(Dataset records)
# # #

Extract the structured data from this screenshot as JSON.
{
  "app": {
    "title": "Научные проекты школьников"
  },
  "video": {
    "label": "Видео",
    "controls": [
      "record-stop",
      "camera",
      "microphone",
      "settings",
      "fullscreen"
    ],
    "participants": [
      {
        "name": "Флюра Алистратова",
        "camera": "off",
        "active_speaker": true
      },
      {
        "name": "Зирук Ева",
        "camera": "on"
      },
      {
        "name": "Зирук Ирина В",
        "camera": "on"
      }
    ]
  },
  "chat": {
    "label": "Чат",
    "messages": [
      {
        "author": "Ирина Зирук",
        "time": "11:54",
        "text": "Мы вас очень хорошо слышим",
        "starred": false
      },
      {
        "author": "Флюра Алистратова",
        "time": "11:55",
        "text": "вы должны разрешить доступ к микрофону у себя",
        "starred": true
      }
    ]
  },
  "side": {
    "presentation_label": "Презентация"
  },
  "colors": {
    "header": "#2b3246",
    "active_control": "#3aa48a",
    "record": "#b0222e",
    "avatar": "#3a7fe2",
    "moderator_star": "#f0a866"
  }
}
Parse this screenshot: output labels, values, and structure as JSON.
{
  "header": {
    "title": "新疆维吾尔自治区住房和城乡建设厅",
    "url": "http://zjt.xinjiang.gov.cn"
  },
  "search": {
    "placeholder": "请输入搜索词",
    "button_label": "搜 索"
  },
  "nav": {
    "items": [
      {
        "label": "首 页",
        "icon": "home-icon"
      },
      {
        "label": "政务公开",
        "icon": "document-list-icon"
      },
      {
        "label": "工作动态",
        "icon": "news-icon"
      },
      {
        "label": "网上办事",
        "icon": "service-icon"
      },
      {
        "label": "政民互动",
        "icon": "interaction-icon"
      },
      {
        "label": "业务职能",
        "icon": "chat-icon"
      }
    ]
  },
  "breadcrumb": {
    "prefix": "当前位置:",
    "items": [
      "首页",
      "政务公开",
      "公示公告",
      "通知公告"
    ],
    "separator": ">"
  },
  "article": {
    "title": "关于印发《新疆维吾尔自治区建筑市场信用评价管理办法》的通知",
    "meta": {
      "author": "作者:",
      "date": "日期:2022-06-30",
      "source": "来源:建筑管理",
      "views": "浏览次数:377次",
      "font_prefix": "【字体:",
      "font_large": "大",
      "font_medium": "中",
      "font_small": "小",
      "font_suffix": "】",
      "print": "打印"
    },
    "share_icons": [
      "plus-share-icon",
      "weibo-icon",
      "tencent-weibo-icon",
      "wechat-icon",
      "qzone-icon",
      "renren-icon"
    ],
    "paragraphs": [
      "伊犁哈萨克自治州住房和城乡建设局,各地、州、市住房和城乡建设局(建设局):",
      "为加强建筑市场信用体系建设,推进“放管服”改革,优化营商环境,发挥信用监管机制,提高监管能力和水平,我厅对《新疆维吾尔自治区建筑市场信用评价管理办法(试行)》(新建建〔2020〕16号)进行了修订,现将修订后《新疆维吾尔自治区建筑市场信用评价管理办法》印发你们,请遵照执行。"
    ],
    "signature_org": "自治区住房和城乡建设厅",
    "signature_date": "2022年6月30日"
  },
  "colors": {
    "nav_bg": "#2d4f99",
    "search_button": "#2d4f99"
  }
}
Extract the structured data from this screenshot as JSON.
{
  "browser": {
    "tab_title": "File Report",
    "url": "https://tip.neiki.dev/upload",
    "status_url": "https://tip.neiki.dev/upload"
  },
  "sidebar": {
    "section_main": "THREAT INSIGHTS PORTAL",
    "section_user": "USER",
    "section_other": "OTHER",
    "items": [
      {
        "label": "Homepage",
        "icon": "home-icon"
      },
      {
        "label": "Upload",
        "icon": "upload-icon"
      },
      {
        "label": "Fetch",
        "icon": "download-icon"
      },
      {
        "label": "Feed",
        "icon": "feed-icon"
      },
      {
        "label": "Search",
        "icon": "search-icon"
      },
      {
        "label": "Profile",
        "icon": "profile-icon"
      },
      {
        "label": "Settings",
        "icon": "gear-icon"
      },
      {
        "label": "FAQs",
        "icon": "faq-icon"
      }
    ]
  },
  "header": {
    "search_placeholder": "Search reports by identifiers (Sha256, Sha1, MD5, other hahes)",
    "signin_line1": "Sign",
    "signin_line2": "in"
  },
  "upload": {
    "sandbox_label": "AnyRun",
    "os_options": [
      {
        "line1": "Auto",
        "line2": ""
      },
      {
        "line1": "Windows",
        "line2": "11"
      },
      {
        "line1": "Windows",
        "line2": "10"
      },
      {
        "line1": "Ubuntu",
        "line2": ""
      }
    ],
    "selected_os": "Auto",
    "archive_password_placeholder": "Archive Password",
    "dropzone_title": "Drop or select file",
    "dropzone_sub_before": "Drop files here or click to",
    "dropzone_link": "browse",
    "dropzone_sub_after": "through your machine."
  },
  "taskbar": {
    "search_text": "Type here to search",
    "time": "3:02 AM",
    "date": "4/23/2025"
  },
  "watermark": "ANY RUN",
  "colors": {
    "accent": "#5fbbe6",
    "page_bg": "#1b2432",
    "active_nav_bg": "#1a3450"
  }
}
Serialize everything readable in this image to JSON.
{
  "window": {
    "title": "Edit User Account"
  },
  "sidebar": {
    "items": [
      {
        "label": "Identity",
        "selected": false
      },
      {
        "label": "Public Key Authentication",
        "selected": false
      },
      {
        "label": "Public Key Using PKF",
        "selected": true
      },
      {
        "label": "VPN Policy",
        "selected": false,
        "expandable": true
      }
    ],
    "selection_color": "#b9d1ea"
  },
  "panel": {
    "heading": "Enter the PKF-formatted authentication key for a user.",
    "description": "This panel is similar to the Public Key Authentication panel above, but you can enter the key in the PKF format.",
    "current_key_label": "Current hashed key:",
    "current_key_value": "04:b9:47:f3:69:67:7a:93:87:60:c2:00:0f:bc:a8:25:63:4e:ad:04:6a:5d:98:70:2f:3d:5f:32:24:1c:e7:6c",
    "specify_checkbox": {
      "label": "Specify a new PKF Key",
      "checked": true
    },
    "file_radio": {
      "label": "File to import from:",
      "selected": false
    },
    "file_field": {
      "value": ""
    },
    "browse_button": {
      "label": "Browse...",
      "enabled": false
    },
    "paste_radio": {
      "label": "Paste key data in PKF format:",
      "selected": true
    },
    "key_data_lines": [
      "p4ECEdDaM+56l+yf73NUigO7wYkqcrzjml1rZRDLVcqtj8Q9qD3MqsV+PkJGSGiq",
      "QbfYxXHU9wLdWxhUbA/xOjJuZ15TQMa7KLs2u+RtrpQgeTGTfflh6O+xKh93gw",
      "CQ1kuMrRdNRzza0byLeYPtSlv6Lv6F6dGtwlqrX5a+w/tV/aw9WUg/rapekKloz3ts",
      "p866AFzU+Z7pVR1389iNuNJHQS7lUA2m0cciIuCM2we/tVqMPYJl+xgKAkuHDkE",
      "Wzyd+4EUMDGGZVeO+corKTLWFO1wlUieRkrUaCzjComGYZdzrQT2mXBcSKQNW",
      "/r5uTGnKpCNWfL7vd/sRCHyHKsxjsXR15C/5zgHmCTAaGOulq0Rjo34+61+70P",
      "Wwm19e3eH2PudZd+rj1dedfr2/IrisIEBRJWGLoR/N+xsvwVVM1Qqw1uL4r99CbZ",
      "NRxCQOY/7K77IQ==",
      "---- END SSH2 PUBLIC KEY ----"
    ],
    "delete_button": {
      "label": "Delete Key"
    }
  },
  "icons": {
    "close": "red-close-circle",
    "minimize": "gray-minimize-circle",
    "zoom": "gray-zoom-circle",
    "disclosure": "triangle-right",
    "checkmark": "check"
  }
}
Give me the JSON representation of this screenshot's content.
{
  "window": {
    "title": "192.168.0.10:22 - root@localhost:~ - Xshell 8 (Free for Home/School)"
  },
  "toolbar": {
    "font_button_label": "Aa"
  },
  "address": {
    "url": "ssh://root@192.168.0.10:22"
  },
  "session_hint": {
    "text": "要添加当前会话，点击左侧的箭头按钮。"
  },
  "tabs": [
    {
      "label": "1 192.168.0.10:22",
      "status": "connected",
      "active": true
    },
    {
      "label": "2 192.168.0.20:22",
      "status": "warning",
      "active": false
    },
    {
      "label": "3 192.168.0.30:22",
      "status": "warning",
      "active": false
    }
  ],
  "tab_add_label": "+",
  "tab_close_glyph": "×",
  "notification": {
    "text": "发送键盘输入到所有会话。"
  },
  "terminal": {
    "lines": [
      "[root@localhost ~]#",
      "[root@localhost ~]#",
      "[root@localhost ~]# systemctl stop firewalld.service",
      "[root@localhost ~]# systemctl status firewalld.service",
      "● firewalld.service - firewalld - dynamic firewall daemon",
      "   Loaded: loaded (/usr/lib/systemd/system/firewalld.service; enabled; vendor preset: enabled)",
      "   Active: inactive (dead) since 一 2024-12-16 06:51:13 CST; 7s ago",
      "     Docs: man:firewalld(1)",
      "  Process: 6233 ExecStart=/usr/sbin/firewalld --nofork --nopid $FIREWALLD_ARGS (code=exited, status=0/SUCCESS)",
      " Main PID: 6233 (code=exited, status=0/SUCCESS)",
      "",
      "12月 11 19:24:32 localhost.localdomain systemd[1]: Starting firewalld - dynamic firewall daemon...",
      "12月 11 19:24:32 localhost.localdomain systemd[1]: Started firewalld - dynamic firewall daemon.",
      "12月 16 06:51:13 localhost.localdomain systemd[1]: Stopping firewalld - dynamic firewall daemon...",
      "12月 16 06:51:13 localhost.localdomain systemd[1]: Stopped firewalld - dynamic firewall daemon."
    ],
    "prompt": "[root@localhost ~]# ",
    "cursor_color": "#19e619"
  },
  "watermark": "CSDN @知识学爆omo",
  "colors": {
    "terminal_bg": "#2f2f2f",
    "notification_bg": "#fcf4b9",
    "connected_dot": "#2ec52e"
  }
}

# # #

* [WHAT IS EXPECTED] Pick out all lines from the data above in which the word "screenshot" appears.

* [EXERCISE RESULT]
Extract the structured data from this screenshot as JSON.
Parse this screenshot: output labels, values, and structure as JSON.
Extract the structured data from this screenshot as JSON.
Give me the JSON representation of this screenshot's content.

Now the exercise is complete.